** Goal **
In your copy, reproduce the entries exactly as they are, minus the images.

** Dataset records **
------------------------
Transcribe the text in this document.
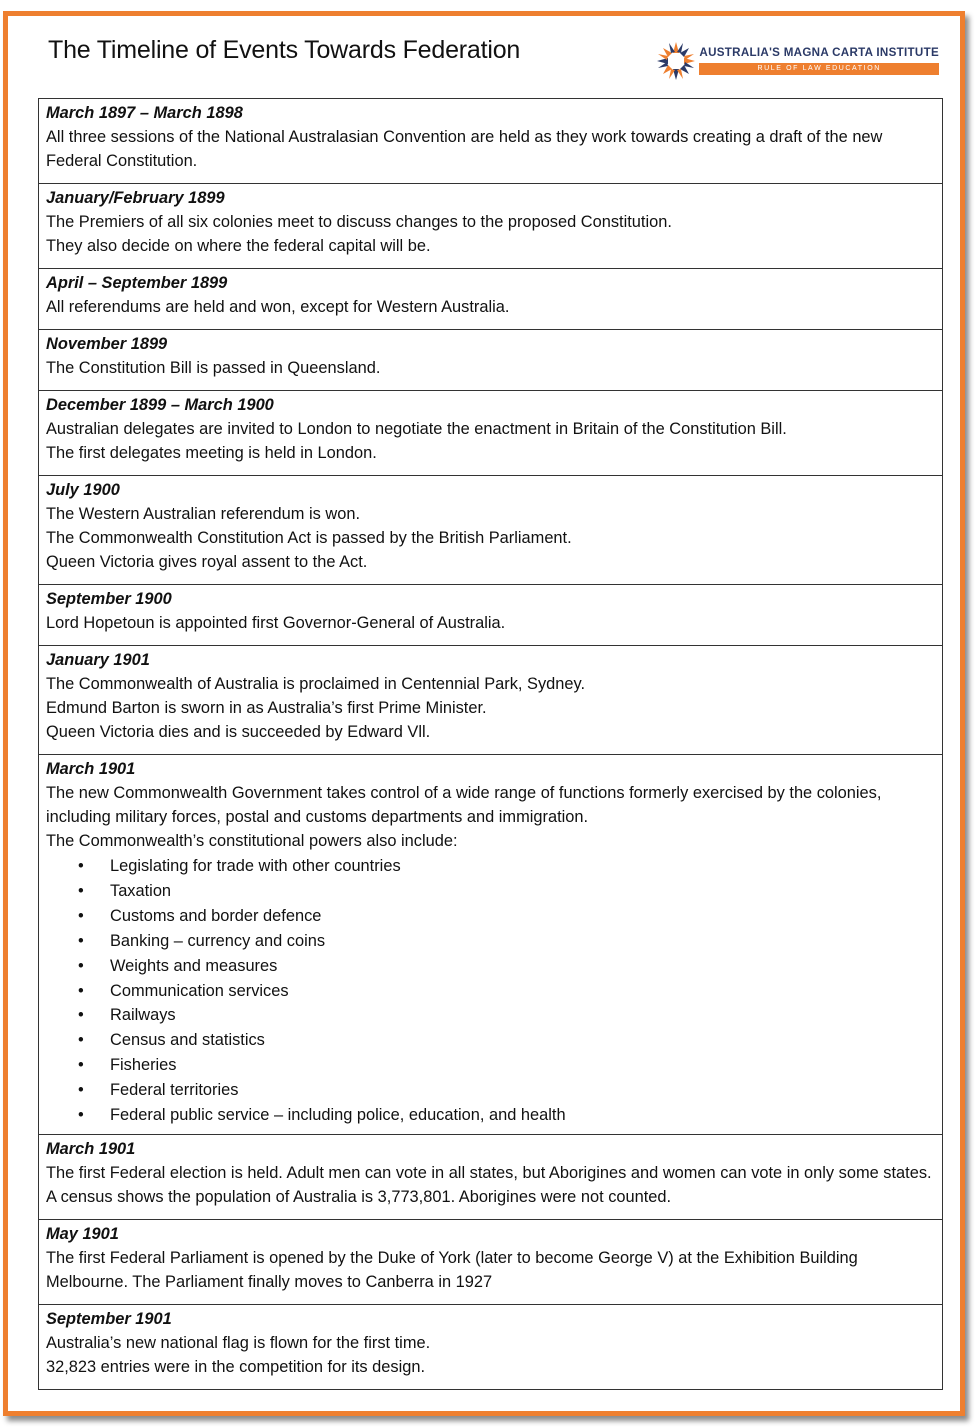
The Timeline of Events Towards Federation	AUSTRALIA'S MAGNA CARTA INSTITUTE
RULE OF LAW EDUCATION
March 1897 – March 1898
All three sessions of the National Australasian Convention are held as they work towards creating a draft of the new Federal Constitution.
January/February 1899
The Premiers of all six colonies meet to discuss changes to the proposed Constitution.
They also decide on where the federal capital will be.
April – September 1899
All referendums are held and won, except for Western Australia.
November 1899
The Constitution Bill is passed in Queensland.
December 1899 – March 1900
Australian delegates are invited to London to negotiate the enactment in Britain of the Constitution Bill.
The first delegates meeting is held in London.
July 1900
The Western Australian referendum is won.
The Commonwealth Constitution Act is passed by the British Parliament.
Queen Victoria gives royal assent to the Act.
September 1900
Lord Hopetoun is appointed first Governor-General of Australia.
January 1901
The Commonwealth of Australia is proclaimed in Centennial Park, Sydney.
Edmund Barton is sworn in as Australia’s first Prime Minister.
Queen Victoria dies and is succeeded by Edward Vll.
March 1901
The new Commonwealth Government takes control of a wide range of functions formerly exercised by the colonies, including military forces, postal and customs departments and immigration.
The Commonwealth’s constitutional powers also include:
• Legislating for trade with other countries
• Taxation
• Customs and border defence
• Banking – currency and coins
• Weights and measures
• Communication services
• Railways
• Census and statistics
• Fisheries
• Federal territories
• Federal public service – including police, education, and health
March 1901
The first Federal election is held. Adult men can vote in all states, but Aborigines and women can vote in only some states. A census shows the population of Australia is 3,773,801. Aborigines were not counted.
May 1901
The first Federal Parliament is opened by the Duke of York (later to become George V) at the Exhibition Building Melbourne. The Parliament finally moves to Canberra in 1927
September 1901
Australia’s new national flag is flown for the first time.
32,823 entries were in the competition for its design.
------------------------
** Answer **
Transcribe the text in this document.
The Timeline of Events Towards Federation	AUSTRALIA'S MAGNA CARTA INSTITUTE
RULE OF LAW EDUCATION
March 1897 – March 1898
All three sessions of the National Australasian Convention are held as they work towards creating a draft of the new Federal Constitution.
January/February 1899
The Premiers of all six colonies meet to discuss changes to the proposed Constitution.
They also decide on where the federal capital will be.
April – September 1899
All referendums are held and won, except for Western Australia.
November 1899
The Constitution Bill is passed in Queensland.
December 1899 – March 1900
Australian delegates are invited to London to negotiate the enactment in Britain of the Constitution Bill.
The first delegates meeting is held in London.
July 1900
The Western Australian referendum is won.
The Commonwealth Constitution Act is passed by the British Parliament.
Queen Victoria gives royal assent to the Act.
September 1900
Lord Hopetoun is appointed first Governor-General of Australia.
January 1901
The Commonwealth of Australia is proclaimed in Centennial Park, Sydney.
Edmund Barton is sworn in as Australia’s first Prime Minister.
Queen Victoria dies and is succeeded by Edward Vll.
March 1901
The new Commonwealth Government takes control of a wide range of functions formerly exercised by the colonies, including military forces, postal and customs departments and immigration.
The Commonwealth’s constitutional powers also include:
• Legislating for trade with other countries
• Taxation
• Customs and border defence
• Banking – currency and coins
• Weights and measures
• Communication services
• Railways
• Census and statistics
• Fisheries
• Federal territories
• Federal public service – including police, education, and health
March 1901
The first Federal election is held. Adult men can vote in all states, but Aborigines and women can vote in only some states. A census shows the population of Australia is 3,773,801. Aborigines were not counted.
May 1901
The first Federal Parliament is opened by the Duke of York (later to become George V) at the Exhibition Building Melbourne. The Parliament finally moves to Canberra in 1927
September 1901
Australia’s new national flag is flown for the first time.
32,823 entries were in the competition for its design.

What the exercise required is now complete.